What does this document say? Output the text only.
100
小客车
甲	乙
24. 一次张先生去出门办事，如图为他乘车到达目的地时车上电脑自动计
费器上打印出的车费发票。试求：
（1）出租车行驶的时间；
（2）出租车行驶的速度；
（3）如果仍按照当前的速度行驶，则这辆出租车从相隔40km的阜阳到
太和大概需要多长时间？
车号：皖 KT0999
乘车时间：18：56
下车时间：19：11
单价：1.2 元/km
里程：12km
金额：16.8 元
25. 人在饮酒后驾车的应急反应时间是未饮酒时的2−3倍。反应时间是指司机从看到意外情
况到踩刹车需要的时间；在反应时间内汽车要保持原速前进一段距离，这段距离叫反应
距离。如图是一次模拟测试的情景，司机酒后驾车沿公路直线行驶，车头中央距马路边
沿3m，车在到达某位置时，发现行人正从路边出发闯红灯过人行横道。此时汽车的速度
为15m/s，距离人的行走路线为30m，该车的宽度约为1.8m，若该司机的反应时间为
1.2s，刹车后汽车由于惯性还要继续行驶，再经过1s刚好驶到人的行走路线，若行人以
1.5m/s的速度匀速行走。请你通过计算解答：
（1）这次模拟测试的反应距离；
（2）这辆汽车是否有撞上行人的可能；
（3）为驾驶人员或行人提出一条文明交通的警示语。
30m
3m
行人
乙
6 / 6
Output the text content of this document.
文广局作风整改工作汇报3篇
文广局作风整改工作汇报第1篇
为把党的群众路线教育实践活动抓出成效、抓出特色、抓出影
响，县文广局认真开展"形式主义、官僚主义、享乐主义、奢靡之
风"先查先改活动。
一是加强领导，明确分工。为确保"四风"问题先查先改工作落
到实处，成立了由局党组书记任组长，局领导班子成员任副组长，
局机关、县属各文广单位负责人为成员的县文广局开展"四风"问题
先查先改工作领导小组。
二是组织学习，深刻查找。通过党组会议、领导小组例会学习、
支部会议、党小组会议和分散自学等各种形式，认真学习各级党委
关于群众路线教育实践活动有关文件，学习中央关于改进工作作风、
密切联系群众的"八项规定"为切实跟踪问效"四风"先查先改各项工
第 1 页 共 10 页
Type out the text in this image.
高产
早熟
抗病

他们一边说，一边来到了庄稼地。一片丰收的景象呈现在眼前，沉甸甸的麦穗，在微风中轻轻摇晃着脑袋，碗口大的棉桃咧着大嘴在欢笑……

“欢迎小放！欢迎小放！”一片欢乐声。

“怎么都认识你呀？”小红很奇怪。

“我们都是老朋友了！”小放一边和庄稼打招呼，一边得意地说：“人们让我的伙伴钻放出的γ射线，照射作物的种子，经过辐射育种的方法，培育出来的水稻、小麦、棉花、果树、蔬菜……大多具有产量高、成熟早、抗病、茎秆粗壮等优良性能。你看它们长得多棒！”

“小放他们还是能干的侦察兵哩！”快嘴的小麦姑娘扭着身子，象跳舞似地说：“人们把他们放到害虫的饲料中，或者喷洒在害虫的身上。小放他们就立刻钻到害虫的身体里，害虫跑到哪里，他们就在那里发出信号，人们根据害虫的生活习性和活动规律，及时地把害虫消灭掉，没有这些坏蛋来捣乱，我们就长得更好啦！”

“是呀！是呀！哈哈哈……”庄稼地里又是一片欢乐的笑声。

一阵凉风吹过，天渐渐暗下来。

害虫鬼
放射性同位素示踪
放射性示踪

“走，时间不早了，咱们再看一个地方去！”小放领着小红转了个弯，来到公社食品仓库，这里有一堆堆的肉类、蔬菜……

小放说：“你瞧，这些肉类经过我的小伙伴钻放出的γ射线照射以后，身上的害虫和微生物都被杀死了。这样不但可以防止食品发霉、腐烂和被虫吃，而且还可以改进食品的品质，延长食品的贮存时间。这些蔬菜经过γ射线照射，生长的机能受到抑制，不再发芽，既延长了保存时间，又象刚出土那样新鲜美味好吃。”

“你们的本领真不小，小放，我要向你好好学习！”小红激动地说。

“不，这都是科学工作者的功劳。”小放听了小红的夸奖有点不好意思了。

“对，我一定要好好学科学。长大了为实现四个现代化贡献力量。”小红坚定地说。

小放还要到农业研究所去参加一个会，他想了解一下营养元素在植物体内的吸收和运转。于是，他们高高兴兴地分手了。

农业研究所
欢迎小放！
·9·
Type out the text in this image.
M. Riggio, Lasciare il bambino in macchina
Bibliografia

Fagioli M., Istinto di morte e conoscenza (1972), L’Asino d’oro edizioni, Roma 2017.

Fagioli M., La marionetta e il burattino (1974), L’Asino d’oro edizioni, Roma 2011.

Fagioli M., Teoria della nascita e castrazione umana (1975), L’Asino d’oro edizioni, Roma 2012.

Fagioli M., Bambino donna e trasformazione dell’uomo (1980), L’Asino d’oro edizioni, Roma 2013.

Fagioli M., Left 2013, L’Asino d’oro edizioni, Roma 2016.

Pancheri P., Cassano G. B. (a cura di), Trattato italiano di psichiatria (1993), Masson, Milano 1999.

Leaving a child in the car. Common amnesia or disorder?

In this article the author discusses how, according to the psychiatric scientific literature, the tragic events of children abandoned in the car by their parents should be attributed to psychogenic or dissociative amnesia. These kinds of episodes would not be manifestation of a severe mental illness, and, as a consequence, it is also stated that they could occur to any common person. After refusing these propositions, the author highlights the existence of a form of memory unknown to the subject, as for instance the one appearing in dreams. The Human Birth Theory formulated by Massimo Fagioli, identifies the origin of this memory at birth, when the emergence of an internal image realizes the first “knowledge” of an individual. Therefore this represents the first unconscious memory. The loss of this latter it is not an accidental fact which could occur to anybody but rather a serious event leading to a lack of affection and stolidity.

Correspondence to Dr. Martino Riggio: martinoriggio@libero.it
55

▶ _SHORT EXERCISE_: Give the complete listing a second time, exactly as it reads.

▶ _SOLUTION TO THE EXERCISE_:
What does this document say? Output the text only.
100
小客车
甲	乙
24. 一次张先生去出门办事，如图为他乘车到达目的地时车上电脑自动计
费器上打印出的车费发票。试求：
（1）出租车行驶的时间；
（2）出租车行驶的速度；
（3）如果仍按照当前的速度行驶，则这辆出租车从相隔40km的阜阳到
太和大概需要多长时间？
车号：皖 KT0999
乘车时间：18：56
下车时间：19：11
单价：1.2 元/km
里程：12km
金额：16.8 元
25. 人在饮酒后驾车的应急反应时间是未饮酒时的2−3倍。反应时间是指司机从看到意外情
况到踩刹车需要的时间；在反应时间内汽车要保持原速前进一段距离，这段距离叫反应
距离。如图是一次模拟测试的情景，司机酒后驾车沿公路直线行驶，车头中央距马路边
沿3m，车在到达某位置时，发现行人正从路边出发闯红灯过人行横道。此时汽车的速度
为15m/s，距离人的行走路线为30m，该车的宽度约为1.8m，若该司机的反应时间为
1.2s，刹车后汽车由于惯性还要继续行驶，再经过1s刚好驶到人的行走路线，若行人以
1.5m/s的速度匀速行走。请你通过计算解答：
（1）这次模拟测试的反应距离；
（2）这辆汽车是否有撞上行人的可能；
（3）为驾驶人员或行人提出一条文明交通的警示语。
30m
3m
行人
乙
6 / 6
Output the text content of this document.
文广局作风整改工作汇报3篇
文广局作风整改工作汇报第1篇
为把党的群众路线教育实践活动抓出成效、抓出特色、抓出影
响，县文广局认真开展"形式主义、官僚主义、享乐主义、奢靡之
风"先查先改活动。
一是加强领导，明确分工。为确保"四风"问题先查先改工作落
到实处，成立了由局党组书记任组长，局领导班子成员任副组长，
局机关、县属各文广单位负责人为成员的县文广局开展"四风"问题
先查先改工作领导小组。
二是组织学习，深刻查找。通过党组会议、领导小组例会学习、
支部会议、党小组会议和分散自学等各种形式，认真学习各级党委
关于群众路线教育实践活动有关文件，学习中央关于改进工作作风、
密切联系群众的"八项规定"为切实跟踪问效"四风"先查先改各项工
第 1 页 共 10 页
Type out the text in this image.
高产
早熟
抗病

他们一边说，一边来到了庄稼地。一片丰收的景象呈现在眼前，沉甸甸的麦穗，在微风中轻轻摇晃着脑袋，碗口大的棉桃咧着大嘴在欢笑……

“欢迎小放！欢迎小放！”一片欢乐声。

“怎么都认识你呀？”小红很奇怪。

“我们都是老朋友了！”小放一边和庄稼打招呼，一边得意地说：“人们让我的伙伴钻放出的γ射线，照射作物的种子，经过辐射育种的方法，培育出来的水稻、小麦、棉花、果树、蔬菜……大多具有产量高、成熟早、抗病、茎秆粗壮等优良性能。你看它们长得多棒！”

“小放他们还是能干的侦察兵哩！”快嘴的小麦姑娘扭着身子，象跳舞似地说：“人们把他们放到害虫的饲料中，或者喷洒在害虫的身上。小放他们就立刻钻到害虫的身体里，害虫跑到哪里，他们就在那里发出信号，人们根据害虫的生活习性和活动规律，及时地把害虫消灭掉，没有这些坏蛋来捣乱，我们就长得更好啦！”

“是呀！是呀！哈哈哈……”庄稼地里又是一片欢乐的笑声。

一阵凉风吹过，天渐渐暗下来。

害虫鬼
放射性同位素示踪
放射性示踪

“走，时间不早了，咱们再看一个地方去！”小放领着小红转了个弯，来到公社食品仓库，这里有一堆堆的肉类、蔬菜……

小放说：“你瞧，这些肉类经过我的小伙伴钻放出的γ射线照射以后，身上的害虫和微生物都被杀死了。这样不但可以防止食品发霉、腐烂和被虫吃，而且还可以改进食品的品质，延长食品的贮存时间。这些蔬菜经过γ射线照射，生长的机能受到抑制，不再发芽，既延长了保存时间，又象刚出土那样新鲜美味好吃。”

“你们的本领真不小，小放，我要向你好好学习！”小红激动地说。

“不，这都是科学工作者的功劳。”小放听了小红的夸奖有点不好意思了。

“对，我一定要好好学科学。长大了为实现四个现代化贡献力量。”小红坚定地说。

小放还要到农业研究所去参加一个会，他想了解一下营养元素在植物体内的吸收和运转。于是，他们高高兴兴地分手了。

农业研究所
欢迎小放！
·9·
Type out the text in this image.
M. Riggio, Lasciare il bambino in macchina
Bibliografia

Fagioli M., Istinto di morte e conoscenza (1972), L’Asino d’oro edizioni, Roma 2017.

Fagioli M., La marionetta e il burattino (1974), L’Asino d’oro edizioni, Roma 2011.

Fagioli M., Teoria della nascita e castrazione umana (1975), L’Asino d’oro edizioni, Roma 2012.

Fagioli M., Bambino donna e trasformazione dell’uomo (1980), L’Asino d’oro edizioni, Roma 2013.

Fagioli M., Left 2013, L’Asino d’oro edizioni, Roma 2016.

Pancheri P., Cassano G. B. (a cura di), Trattato italiano di psichiatria (1993), Masson, Milano 1999.

Leaving a child in the car. Common amnesia or disorder?

In this article the author discusses how, according to the psychiatric scientific literature, the tragic events of children abandoned in the car by their parents should be attributed to psychogenic or dissociative amnesia. These kinds of episodes would not be manifestation of a severe mental illness, and, as a consequence, it is also stated that they could occur to any common person. After refusing these propositions, the author highlights the existence of a form of memory unknown to the subject, as for instance the one appearing in dreams. The Human Birth Theory formulated by Massimo Fagioli, identifies the origin of this memory at birth, when the emergence of an internal image realizes the first “knowledge” of an individual. Therefore this represents the first unconscious memory. The loss of this latter it is not an accidental fact which could occur to anybody but rather a serious event leading to a lack of affection and stolidity.

Correspondence to Dr. Martino Riggio: martinoriggio@libero.it
55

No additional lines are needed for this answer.